> _Exercise aim_
Return every record verbatim.

> _Data shown_

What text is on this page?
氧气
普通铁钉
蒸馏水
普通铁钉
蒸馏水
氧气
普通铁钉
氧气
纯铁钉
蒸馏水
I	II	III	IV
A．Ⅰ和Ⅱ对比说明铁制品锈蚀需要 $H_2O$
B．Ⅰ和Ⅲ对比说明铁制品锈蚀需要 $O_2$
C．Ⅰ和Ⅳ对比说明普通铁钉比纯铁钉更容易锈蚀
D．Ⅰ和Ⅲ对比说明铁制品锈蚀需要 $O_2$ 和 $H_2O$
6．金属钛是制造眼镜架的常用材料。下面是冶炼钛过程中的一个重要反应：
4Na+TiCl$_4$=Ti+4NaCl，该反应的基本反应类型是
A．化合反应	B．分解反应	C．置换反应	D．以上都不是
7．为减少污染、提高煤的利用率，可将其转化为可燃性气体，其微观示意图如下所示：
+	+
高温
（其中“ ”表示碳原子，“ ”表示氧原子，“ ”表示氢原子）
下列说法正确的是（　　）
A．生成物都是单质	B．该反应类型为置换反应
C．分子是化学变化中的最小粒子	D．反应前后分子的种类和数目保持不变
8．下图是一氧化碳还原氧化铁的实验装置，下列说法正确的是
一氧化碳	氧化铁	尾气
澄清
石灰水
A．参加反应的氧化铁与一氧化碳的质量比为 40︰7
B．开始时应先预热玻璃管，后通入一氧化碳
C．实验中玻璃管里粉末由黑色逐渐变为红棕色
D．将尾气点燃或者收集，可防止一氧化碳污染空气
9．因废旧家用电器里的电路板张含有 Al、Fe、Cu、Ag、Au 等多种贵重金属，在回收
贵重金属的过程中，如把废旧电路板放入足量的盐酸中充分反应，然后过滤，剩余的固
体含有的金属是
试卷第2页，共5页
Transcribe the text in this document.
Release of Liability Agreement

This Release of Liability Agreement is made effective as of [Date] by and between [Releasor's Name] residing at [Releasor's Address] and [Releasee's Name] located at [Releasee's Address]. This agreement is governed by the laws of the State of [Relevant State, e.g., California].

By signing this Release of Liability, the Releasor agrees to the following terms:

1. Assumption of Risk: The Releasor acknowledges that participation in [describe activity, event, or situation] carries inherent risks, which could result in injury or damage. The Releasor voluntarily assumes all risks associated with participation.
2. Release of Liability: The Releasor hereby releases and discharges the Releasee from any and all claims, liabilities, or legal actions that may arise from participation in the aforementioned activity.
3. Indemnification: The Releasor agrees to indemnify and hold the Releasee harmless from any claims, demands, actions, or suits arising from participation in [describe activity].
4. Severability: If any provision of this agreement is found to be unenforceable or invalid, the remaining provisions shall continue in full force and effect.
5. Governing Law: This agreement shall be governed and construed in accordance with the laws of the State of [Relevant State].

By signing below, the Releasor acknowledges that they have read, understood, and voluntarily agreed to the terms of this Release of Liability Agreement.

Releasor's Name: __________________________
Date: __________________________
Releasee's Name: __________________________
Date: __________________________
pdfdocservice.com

> _The reply_
What text is on this page?
氧气
普通铁钉
蒸馏水
普通铁钉
蒸馏水
氧气
普通铁钉
氧气
纯铁钉
蒸馏水
I	II	III	IV
A．Ⅰ和Ⅱ对比说明铁制品锈蚀需要 $H_2O$
B．Ⅰ和Ⅲ对比说明铁制品锈蚀需要 $O_2$
C．Ⅰ和Ⅳ对比说明普通铁钉比纯铁钉更容易锈蚀
D．Ⅰ和Ⅲ对比说明铁制品锈蚀需要 $O_2$ 和 $H_2O$
6．金属钛是制造眼镜架的常用材料。下面是冶炼钛过程中的一个重要反应：
4Na+TiCl$_4$=Ti+4NaCl，该反应的基本反应类型是
A．化合反应	B．分解反应	C．置换反应	D．以上都不是
7．为减少污染、提高煤的利用率，可将其转化为可燃性气体，其微观示意图如下所示：
+	+
高温
（其中“ ”表示碳原子，“ ”表示氧原子，“ ”表示氢原子）
下列说法正确的是（　　）
A．生成物都是单质	B．该反应类型为置换反应
C．分子是化学变化中的最小粒子	D．反应前后分子的种类和数目保持不变
8．下图是一氧化碳还原氧化铁的实验装置，下列说法正确的是
一氧化碳	氧化铁	尾气
澄清
石灰水
A．参加反应的氧化铁与一氧化碳的质量比为 40︰7
B．开始时应先预热玻璃管，后通入一氧化碳
C．实验中玻璃管里粉末由黑色逐渐变为红棕色
D．将尾气点燃或者收集，可防止一氧化碳污染空气
9．因废旧家用电器里的电路板张含有 Al、Fe、Cu、Ag、Au 等多种贵重金属，在回收
贵重金属的过程中，如把废旧电路板放入足量的盐酸中充分反应，然后过滤，剩余的固
体含有的金属是
试卷第2页，共5页
Transcribe the text in this document.
Release of Liability Agreement

This Release of Liability Agreement is made effective as of [Date] by and between [Releasor's Name] residing at [Releasor's Address] and [Releasee's Name] located at [Releasee's Address]. This agreement is governed by the laws of the State of [Relevant State, e.g., California].

By signing this Release of Liability, the Releasor agrees to the following terms:

1. Assumption of Risk: The Releasor acknowledges that participation in [describe activity, event, or situation] carries inherent risks, which could result in injury or damage. The Releasor voluntarily assumes all risks associated with participation.
2. Release of Liability: The Releasor hereby releases and discharges the Releasee from any and all claims, liabilities, or legal actions that may arise from participation in the aforementioned activity.
3. Indemnification: The Releasor agrees to indemnify and hold the Releasee harmless from any claims, demands, actions, or suits arising from participation in [describe activity].
4. Severability: If any provision of this agreement is found to be unenforceable or invalid, the remaining provisions shall continue in full force and effect.
5. Governing Law: This agreement shall be governed and construed in accordance with the laws of the State of [Relevant State].

By signing below, the Releasor acknowledges that they have read, understood, and voluntarily agreed to the terms of this Release of Liability Agreement.

Releasor's Name: __________________________
Date: __________________________
Releasee's Name: __________________________
Date: __________________________
pdfdocservice.com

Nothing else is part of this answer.